INSTRUCTIONS TO FOLLOW. Extract, from the listing that follows, each line containing the word "كلية".

INPUT.
* begin *

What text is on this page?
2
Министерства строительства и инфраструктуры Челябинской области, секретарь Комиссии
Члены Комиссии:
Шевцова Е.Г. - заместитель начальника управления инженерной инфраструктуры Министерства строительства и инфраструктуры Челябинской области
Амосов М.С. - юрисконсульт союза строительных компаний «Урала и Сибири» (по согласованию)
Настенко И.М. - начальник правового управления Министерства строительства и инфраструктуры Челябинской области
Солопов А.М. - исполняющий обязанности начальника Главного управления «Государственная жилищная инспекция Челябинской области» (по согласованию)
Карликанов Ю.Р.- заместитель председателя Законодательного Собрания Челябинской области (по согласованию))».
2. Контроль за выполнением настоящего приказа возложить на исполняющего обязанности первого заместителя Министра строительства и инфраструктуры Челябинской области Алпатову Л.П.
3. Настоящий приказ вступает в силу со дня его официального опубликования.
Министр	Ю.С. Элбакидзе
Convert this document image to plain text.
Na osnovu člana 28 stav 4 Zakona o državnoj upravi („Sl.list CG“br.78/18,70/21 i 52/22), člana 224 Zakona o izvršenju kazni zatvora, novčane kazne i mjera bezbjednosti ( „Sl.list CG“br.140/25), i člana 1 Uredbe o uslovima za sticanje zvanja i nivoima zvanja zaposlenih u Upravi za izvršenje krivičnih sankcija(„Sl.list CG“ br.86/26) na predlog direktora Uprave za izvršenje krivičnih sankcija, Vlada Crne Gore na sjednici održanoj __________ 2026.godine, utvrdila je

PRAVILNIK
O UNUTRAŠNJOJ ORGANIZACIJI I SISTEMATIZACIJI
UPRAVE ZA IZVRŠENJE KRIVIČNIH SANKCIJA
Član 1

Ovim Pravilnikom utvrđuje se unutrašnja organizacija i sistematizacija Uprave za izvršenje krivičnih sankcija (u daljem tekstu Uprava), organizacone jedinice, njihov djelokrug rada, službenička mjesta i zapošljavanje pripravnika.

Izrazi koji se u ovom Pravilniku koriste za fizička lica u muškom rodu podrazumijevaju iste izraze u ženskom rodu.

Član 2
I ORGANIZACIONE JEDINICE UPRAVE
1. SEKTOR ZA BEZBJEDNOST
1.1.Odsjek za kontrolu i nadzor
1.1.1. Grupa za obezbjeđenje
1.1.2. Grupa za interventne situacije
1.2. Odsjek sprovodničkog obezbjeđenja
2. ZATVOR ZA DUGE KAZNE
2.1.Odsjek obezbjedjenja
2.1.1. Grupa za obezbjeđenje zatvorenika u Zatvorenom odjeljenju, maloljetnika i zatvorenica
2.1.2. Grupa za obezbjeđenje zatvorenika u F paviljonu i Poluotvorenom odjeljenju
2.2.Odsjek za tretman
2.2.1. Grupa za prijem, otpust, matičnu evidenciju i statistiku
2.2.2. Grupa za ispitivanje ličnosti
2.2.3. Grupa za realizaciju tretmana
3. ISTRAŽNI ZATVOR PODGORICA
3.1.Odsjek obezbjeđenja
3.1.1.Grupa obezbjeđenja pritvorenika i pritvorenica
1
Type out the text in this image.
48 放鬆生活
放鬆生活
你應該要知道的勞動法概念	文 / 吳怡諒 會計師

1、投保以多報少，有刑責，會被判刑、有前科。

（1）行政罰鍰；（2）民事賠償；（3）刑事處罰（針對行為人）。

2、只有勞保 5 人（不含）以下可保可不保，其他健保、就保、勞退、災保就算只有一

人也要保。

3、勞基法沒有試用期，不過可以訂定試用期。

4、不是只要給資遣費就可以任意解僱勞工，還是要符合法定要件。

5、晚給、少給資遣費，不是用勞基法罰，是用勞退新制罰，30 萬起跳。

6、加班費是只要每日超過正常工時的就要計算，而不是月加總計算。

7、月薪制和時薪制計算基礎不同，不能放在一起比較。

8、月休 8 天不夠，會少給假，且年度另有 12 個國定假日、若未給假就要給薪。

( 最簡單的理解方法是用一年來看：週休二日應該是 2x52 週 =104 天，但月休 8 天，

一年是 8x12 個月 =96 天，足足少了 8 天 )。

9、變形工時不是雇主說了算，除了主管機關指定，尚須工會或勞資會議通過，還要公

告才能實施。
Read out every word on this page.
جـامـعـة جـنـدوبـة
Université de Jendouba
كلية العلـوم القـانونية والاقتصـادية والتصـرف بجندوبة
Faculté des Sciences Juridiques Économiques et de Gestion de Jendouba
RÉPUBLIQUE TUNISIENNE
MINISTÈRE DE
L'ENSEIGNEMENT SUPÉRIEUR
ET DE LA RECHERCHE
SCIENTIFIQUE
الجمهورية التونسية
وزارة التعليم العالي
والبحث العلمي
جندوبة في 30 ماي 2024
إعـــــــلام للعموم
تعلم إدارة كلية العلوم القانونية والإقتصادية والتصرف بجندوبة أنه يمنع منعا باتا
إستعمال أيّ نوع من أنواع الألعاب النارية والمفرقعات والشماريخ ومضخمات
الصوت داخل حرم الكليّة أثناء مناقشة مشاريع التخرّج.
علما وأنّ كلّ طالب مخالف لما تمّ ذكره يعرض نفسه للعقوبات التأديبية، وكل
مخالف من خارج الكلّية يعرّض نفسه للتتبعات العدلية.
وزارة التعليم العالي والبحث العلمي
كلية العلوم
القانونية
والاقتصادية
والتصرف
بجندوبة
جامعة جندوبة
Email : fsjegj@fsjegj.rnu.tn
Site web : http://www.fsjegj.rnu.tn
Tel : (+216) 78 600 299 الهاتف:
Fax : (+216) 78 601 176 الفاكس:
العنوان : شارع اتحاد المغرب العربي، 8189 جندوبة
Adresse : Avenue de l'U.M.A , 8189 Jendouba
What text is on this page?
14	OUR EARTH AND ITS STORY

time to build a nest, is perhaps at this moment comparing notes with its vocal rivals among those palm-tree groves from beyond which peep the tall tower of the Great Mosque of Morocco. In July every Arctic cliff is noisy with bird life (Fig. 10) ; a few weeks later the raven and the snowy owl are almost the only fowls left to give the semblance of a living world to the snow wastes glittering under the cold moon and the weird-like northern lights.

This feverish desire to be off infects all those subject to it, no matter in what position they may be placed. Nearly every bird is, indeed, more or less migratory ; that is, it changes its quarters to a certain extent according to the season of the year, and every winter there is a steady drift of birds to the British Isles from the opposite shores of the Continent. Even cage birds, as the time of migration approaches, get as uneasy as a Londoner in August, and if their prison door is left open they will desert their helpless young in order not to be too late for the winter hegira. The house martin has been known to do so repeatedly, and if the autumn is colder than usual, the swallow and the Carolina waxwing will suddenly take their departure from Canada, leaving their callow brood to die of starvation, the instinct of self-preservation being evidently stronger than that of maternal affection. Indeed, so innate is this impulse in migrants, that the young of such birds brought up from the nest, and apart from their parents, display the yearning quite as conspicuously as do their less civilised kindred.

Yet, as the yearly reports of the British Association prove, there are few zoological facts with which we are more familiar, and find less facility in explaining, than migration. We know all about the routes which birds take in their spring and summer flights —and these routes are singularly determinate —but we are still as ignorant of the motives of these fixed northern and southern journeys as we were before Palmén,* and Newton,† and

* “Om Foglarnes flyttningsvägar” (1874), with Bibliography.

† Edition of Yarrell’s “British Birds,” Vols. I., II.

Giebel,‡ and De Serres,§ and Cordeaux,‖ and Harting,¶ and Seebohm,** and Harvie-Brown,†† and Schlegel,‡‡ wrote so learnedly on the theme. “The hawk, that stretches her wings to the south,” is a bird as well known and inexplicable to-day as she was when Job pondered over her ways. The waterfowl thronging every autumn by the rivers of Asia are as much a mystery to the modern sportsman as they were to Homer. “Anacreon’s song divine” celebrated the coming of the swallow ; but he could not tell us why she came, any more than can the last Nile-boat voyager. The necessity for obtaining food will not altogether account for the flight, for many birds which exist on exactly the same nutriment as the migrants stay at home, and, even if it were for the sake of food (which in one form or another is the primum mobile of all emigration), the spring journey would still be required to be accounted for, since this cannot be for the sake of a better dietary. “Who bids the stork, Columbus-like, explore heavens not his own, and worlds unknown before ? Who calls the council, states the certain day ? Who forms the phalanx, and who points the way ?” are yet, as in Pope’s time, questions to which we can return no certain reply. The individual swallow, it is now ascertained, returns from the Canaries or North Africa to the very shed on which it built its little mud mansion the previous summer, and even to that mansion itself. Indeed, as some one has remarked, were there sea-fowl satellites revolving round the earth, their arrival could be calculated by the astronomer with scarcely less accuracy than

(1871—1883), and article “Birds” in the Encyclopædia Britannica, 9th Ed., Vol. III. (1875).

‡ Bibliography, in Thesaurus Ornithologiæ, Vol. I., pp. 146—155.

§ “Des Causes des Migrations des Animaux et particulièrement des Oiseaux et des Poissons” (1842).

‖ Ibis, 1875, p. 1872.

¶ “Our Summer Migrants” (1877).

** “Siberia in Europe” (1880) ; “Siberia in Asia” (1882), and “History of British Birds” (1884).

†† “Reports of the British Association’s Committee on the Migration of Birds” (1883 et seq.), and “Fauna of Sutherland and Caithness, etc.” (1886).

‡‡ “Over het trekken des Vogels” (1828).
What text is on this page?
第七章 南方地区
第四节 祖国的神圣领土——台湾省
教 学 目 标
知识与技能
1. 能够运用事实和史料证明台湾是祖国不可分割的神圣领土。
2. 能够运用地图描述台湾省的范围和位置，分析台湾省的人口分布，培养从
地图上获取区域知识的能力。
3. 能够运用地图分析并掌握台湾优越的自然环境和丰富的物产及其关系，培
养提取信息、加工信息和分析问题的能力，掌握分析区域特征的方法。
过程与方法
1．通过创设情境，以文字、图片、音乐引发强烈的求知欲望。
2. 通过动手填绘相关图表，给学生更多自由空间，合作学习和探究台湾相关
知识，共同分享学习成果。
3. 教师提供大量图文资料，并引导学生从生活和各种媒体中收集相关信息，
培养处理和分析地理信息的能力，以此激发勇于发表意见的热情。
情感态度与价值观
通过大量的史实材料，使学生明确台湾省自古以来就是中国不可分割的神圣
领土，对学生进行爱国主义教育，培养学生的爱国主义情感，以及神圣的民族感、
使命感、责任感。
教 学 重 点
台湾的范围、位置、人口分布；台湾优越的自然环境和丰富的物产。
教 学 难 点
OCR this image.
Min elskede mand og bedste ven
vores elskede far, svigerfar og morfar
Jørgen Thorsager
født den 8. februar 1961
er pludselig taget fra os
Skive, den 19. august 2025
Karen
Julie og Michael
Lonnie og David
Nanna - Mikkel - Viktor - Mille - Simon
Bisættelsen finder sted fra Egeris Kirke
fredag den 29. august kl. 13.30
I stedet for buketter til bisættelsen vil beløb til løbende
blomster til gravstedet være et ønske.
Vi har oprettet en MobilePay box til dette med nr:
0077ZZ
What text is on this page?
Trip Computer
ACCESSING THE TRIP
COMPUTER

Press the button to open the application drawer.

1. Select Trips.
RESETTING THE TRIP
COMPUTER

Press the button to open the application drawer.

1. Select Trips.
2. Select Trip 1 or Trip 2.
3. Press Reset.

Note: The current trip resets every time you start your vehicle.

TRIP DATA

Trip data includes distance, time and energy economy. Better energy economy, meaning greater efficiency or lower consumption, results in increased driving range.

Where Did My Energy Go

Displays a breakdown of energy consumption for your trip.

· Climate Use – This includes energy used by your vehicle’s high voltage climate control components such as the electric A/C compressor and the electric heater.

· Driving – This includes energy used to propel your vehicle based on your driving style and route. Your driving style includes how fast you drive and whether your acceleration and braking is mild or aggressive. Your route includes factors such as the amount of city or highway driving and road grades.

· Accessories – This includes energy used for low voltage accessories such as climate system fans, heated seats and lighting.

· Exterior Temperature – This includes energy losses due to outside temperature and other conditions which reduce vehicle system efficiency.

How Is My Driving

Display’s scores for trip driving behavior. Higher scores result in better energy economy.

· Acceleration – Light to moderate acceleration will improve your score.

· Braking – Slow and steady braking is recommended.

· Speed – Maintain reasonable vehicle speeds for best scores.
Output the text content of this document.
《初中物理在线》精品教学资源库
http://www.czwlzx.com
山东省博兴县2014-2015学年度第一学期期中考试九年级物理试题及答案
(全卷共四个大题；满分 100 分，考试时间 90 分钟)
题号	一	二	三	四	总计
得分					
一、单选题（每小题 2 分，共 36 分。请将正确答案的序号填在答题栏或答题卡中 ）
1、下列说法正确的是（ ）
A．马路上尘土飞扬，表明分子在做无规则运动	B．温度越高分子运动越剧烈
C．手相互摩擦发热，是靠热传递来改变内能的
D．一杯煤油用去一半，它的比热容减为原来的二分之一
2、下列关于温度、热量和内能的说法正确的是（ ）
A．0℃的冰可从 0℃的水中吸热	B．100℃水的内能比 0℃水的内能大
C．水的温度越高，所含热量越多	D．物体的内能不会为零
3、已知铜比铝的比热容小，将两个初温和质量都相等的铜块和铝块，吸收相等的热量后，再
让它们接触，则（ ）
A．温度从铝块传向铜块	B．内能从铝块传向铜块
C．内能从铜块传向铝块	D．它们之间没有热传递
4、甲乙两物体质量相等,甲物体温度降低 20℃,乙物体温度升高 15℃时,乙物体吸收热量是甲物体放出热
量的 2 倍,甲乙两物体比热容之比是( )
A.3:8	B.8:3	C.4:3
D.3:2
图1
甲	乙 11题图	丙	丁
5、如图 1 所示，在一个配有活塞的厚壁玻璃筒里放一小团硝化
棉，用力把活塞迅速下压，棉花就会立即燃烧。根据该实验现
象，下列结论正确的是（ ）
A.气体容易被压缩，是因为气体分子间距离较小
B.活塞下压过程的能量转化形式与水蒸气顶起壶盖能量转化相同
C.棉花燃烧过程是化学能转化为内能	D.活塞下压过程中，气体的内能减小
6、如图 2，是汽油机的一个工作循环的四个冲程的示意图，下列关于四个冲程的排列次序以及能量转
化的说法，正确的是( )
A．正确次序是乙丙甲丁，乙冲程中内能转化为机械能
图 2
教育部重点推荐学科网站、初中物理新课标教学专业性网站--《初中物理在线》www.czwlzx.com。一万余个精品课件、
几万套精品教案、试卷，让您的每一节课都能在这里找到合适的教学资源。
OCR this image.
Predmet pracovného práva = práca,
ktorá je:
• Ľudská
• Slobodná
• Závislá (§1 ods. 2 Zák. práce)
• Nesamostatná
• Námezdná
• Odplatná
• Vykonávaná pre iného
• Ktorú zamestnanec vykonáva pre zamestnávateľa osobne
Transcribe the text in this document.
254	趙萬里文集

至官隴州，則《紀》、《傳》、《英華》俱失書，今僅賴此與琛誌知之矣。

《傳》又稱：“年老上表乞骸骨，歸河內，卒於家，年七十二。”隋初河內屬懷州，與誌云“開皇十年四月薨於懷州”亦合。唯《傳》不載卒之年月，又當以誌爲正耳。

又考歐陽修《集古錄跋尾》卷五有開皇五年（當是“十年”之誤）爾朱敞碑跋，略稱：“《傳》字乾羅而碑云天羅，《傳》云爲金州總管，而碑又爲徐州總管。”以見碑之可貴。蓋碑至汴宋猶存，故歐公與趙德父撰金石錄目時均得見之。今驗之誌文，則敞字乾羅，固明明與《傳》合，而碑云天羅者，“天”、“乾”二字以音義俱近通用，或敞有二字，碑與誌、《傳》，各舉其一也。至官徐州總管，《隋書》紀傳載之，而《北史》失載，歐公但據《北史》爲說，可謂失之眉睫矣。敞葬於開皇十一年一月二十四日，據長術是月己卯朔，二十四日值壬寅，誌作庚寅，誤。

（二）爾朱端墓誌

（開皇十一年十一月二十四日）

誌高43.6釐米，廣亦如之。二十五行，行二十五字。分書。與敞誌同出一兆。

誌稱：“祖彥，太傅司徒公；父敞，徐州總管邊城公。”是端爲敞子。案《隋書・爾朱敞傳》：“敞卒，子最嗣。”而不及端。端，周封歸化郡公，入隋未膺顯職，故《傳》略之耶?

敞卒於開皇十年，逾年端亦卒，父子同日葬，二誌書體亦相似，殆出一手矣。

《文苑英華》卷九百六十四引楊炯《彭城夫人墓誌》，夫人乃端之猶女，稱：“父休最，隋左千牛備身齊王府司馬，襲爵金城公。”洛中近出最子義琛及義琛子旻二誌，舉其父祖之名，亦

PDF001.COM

* end *

RESPONSE.
كلية العلـوم القـانونية والاقتصـادية والتصـرف بجندوبة
تعلم إدارة كلية العلوم القانونية والإقتصادية والتصرف بجندوبة أنه يمنع منعا باتا
كلية العلوم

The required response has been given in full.